### [Brief]
Copy the entries below exactly. Images do not belong in the copy.

————————

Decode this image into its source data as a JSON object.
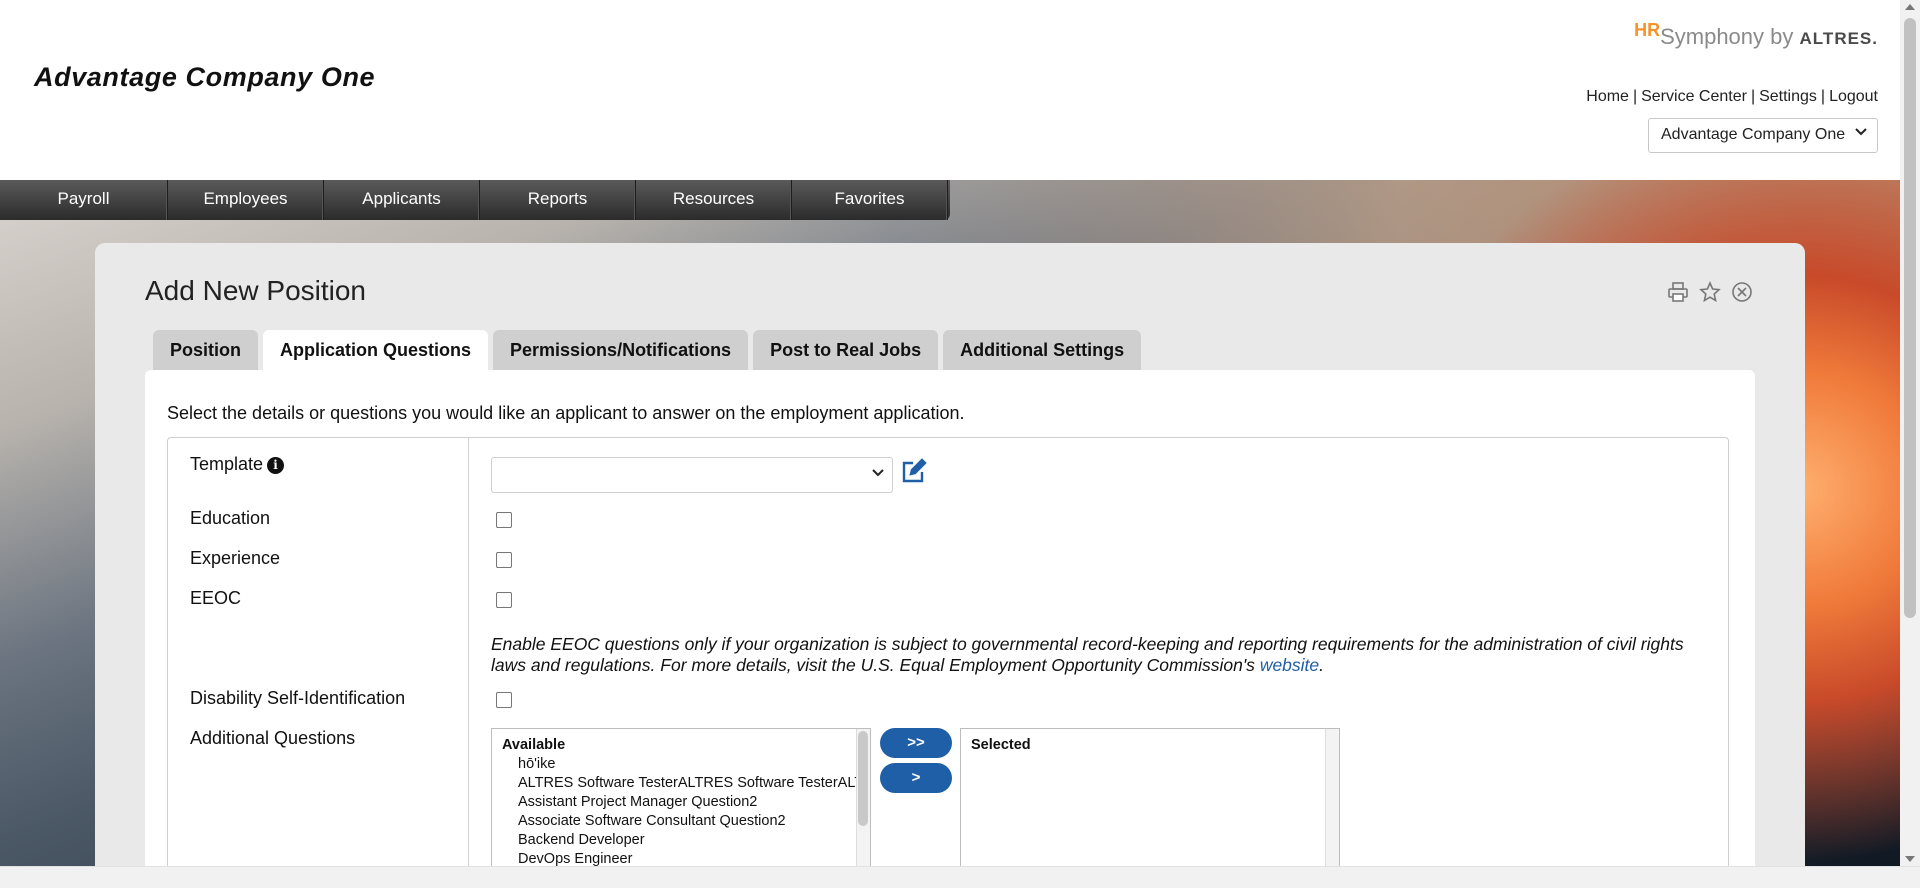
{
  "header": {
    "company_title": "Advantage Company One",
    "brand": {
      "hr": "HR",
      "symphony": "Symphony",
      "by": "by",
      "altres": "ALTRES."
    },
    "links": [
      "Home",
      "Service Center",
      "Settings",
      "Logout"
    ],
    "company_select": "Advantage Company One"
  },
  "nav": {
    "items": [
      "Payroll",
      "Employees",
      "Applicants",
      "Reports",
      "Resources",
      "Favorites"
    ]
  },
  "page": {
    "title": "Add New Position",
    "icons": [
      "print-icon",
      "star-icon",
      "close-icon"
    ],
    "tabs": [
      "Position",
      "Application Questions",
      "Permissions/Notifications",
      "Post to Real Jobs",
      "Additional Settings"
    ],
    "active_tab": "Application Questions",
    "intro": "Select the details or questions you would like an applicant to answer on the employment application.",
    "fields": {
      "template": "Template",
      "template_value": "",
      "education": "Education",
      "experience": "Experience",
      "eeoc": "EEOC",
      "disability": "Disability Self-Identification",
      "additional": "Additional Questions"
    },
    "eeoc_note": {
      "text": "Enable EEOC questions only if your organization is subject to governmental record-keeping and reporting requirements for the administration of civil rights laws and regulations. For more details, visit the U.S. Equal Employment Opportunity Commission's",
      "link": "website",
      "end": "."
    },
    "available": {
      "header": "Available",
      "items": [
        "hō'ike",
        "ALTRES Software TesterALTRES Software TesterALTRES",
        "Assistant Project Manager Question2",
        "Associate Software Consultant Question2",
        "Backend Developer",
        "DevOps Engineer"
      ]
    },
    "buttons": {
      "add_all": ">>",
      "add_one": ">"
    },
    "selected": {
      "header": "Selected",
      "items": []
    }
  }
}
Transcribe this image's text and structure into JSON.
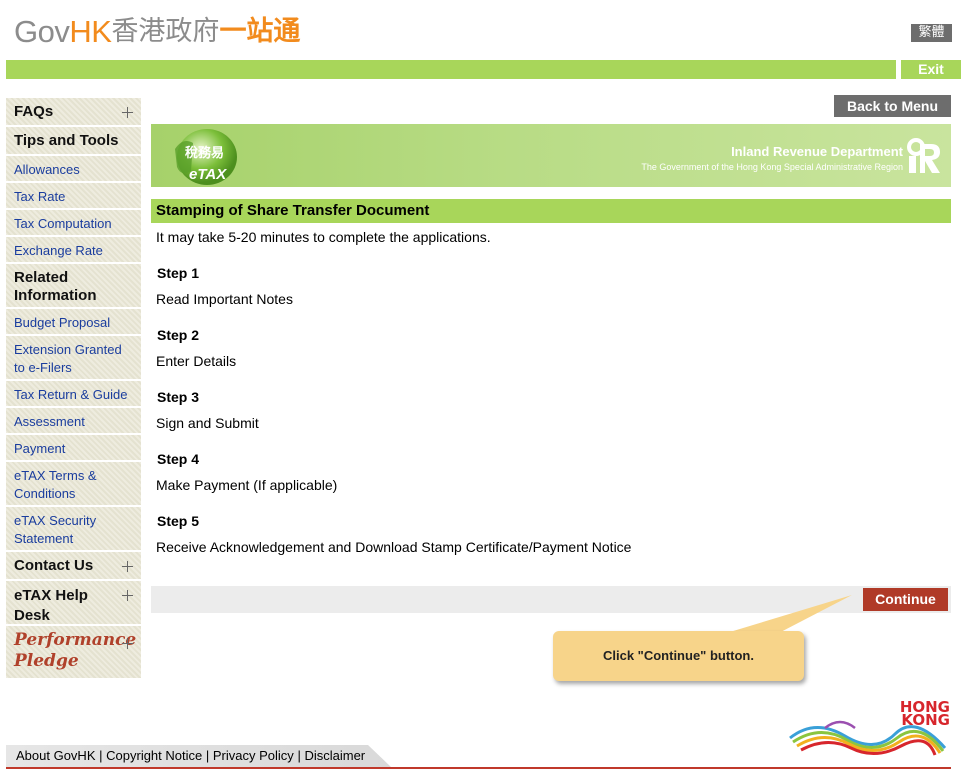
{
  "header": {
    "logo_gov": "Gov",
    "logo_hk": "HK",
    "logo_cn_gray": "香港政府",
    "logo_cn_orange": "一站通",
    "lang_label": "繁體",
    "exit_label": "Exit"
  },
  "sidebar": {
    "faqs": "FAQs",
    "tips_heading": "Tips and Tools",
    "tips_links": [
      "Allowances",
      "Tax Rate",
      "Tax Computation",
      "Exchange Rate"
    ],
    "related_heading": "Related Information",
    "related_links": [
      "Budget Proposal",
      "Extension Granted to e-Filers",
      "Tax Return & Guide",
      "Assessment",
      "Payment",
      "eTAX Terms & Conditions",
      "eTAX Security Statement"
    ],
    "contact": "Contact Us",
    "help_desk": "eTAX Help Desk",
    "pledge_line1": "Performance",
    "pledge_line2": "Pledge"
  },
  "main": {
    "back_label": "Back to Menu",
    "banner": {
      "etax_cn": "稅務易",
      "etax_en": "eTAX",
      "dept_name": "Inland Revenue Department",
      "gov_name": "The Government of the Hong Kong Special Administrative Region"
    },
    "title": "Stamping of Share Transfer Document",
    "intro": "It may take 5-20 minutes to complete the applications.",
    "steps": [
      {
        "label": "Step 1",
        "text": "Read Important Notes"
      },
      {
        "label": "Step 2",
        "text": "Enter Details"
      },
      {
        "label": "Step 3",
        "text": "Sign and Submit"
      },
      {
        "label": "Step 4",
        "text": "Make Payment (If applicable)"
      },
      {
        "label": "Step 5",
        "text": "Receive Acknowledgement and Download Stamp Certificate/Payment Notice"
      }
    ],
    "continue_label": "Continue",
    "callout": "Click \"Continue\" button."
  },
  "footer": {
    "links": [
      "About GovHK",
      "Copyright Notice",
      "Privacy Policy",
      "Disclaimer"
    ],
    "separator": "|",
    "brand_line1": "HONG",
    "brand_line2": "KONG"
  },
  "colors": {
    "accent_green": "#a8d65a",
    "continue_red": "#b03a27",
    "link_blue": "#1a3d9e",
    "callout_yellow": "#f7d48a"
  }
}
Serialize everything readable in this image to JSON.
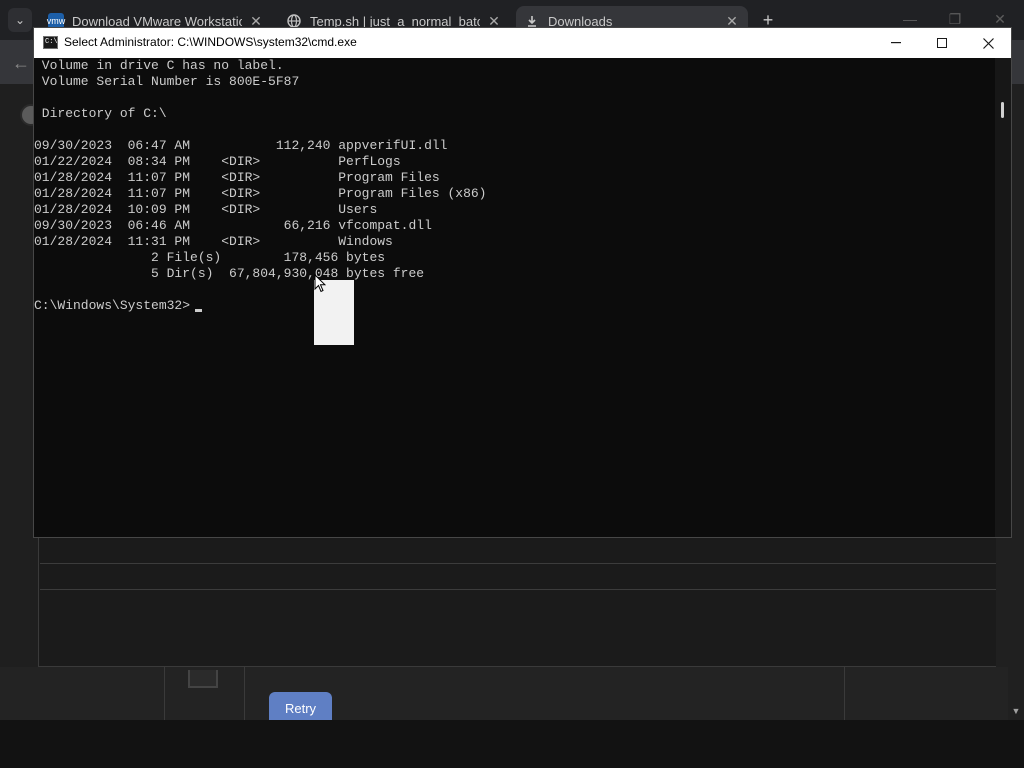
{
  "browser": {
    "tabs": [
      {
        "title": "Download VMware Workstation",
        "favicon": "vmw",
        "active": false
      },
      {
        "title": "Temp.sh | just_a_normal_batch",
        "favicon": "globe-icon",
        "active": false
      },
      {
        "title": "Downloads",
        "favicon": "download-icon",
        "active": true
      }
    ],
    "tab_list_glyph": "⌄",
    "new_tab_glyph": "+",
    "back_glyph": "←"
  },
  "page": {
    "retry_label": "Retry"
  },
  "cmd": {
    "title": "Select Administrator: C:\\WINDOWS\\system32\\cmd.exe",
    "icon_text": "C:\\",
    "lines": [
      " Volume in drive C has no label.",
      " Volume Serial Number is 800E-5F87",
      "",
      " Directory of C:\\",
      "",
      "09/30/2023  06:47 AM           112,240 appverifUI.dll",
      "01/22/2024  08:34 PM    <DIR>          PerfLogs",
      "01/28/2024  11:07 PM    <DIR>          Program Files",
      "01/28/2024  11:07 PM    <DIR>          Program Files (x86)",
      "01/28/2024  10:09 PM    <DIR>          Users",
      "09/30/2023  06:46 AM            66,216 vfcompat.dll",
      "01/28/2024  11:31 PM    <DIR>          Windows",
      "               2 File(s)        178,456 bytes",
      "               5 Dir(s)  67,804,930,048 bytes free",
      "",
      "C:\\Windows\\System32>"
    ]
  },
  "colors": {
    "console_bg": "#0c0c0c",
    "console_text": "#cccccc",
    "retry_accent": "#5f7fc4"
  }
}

————————

### [Answer to the problem]
Decode this image into its source data as a JSON object.
{
  "header": {
    "company_title": "Advantage Company One",
    "brand": {
      "hr": "HR",
      "symphony": "Symphony",
      "by": "by",
      "altres": "ALTRES."
    },
    "links": [
      "Home",
      "Service Center",
      "Settings",
      "Logout"
    ],
    "company_select": "Advantage Company One"
  },
  "nav": {
    "items": [
      "Payroll",
      "Employees",
      "Applicants",
      "Reports",
      "Resources",
      "Favorites"
    ]
  },
  "page": {
    "title": "Add New Position",
    "icons": [
      "print-icon",
      "star-icon",
      "close-icon"
    ],
    "tabs": [
      "Position",
      "Application Questions",
      "Permissions/Notifications",
      "Post to Real Jobs",
      "Additional Settings"
    ],
    "active_tab": "Application Questions",
    "intro": "Select the details or questions you would like an applicant to answer on the employment application.",
    "fields": {
      "template": "Template",
      "template_value": "",
      "education": "Education",
      "experience": "Experience",
      "eeoc": "EEOC",
      "disability": "Disability Self-Identification",
      "additional": "Additional Questions"
    },
    "eeoc_note": {
      "text": "Enable EEOC questions only if your organization is subject to governmental record-keeping and reporting requirements for the administration of civil rights laws and regulations. For more details, visit the U.S. Equal Employment Opportunity Commission's",
      "link": "website",
      "end": "."
    },
    "available": {
      "header": "Available",
      "items": [
        "hō'ike",
        "ALTRES Software TesterALTRES Software TesterALTRES",
        "Assistant Project Manager Question2",
        "Associate Software Consultant Question2",
        "Backend Developer",
        "DevOps Engineer"
      ]
    },
    "buttons": {
      "add_all": ">>",
      "add_one": ">"
    },
    "selected": {
      "header": "Selected",
      "items": []
    }
  }
}
Transcribe this image's text and structure into JSON.
{
  "header": {
    "logo_gov": "Gov",
    "logo_hk": "HK",
    "logo_cn_gray": "香港政府",
    "logo_cn_orange": "一站通",
    "lang_label": "繁體",
    "exit_label": "Exit"
  },
  "sidebar": {
    "faqs": "FAQs",
    "tips_heading": "Tips and Tools",
    "tips_links": [
      "Allowances",
      "Tax Rate",
      "Tax Computation",
      "Exchange Rate"
    ],
    "related_heading": "Related Information",
    "related_links": [
      "Budget Proposal",
      "Extension Granted to e-Filers",
      "Tax Return & Guide",
      "Assessment",
      "Payment",
      "eTAX Terms & Conditions",
      "eTAX Security Statement"
    ],
    "contact": "Contact Us",
    "help_desk": "eTAX Help Desk",
    "pledge_line1": "Performance",
    "pledge_line2": "Pledge"
  },
  "main": {
    "back_label": "Back to Menu",
    "banner": {
      "etax_cn": "稅務易",
      "etax_en": "eTAX",
      "dept_name": "Inland Revenue Department",
      "gov_name": "The Government of the Hong Kong Special Administrative Region"
    },
    "title": "Stamping of Share Transfer Document",
    "intro": "It may take 5-20 minutes to complete the applications.",
    "steps": [
      {
        "label": "Step 1",
        "text": "Read Important Notes"
      },
      {
        "label": "Step 2",
        "text": "Enter Details"
      },
      {
        "label": "Step 3",
        "text": "Sign and Submit"
      },
      {
        "label": "Step 4",
        "text": "Make Payment (If applicable)"
      },
      {
        "label": "Step 5",
        "text": "Receive Acknowledgement and Download Stamp Certificate/Payment Notice"
      }
    ],
    "continue_label": "Continue",
    "callout": "Click \"Continue\" button."
  },
  "footer": {
    "links": [
      "About GovHK",
      "Copyright Notice",
      "Privacy Policy",
      "Disclaimer"
    ],
    "separator": "|",
    "brand_line1": "HONG",
    "brand_line2": "KONG"
  },
  "colors": {
    "accent_green": "#a8d65a",
    "continue_red": "#b03a27",
    "link_blue": "#1a3d9e",
    "callout_yellow": "#f7d48a"
  }
}
Serialize everything readable in this image to JSON.
{
  "browser": {
    "tabs": [
      {
        "title": "Download VMware Workstation",
        "favicon": "vmw",
        "active": false
      },
      {
        "title": "Temp.sh | just_a_normal_batch",
        "favicon": "globe-icon",
        "active": false
      },
      {
        "title": "Downloads",
        "favicon": "download-icon",
        "active": true
      }
    ],
    "tab_list_glyph": "⌄",
    "new_tab_glyph": "+",
    "back_glyph": "←"
  },
  "page": {
    "retry_label": "Retry"
  },
  "cmd": {
    "title": "Select Administrator: C:\\WINDOWS\\system32\\cmd.exe",
    "icon_text": "C:\\",
    "lines": [
      " Volume in drive C has no label.",
      " Volume Serial Number is 800E-5F87",
      "",
      " Directory of C:\\",
      "",
      "09/30/2023  06:47 AM           112,240 appverifUI.dll",
      "01/22/2024  08:34 PM    <DIR>          PerfLogs",
      "01/28/2024  11:07 PM    <DIR>          Program Files",
      "01/28/2024  11:07 PM    <DIR>          Program Files (x86)",
      "01/28/2024  10:09 PM    <DIR>          Users",
      "09/30/2023  06:46 AM            66,216 vfcompat.dll",
      "01/28/2024  11:31 PM    <DIR>          Windows",
      "               2 File(s)        178,456 bytes",
      "               5 Dir(s)  67,804,930,048 bytes free",
      "",
      "C:\\Windows\\System32>"
    ]
  },
  "colors": {
    "console_bg": "#0c0c0c",
    "console_text": "#cccccc",
    "retry_accent": "#5f7fc4"
  }
}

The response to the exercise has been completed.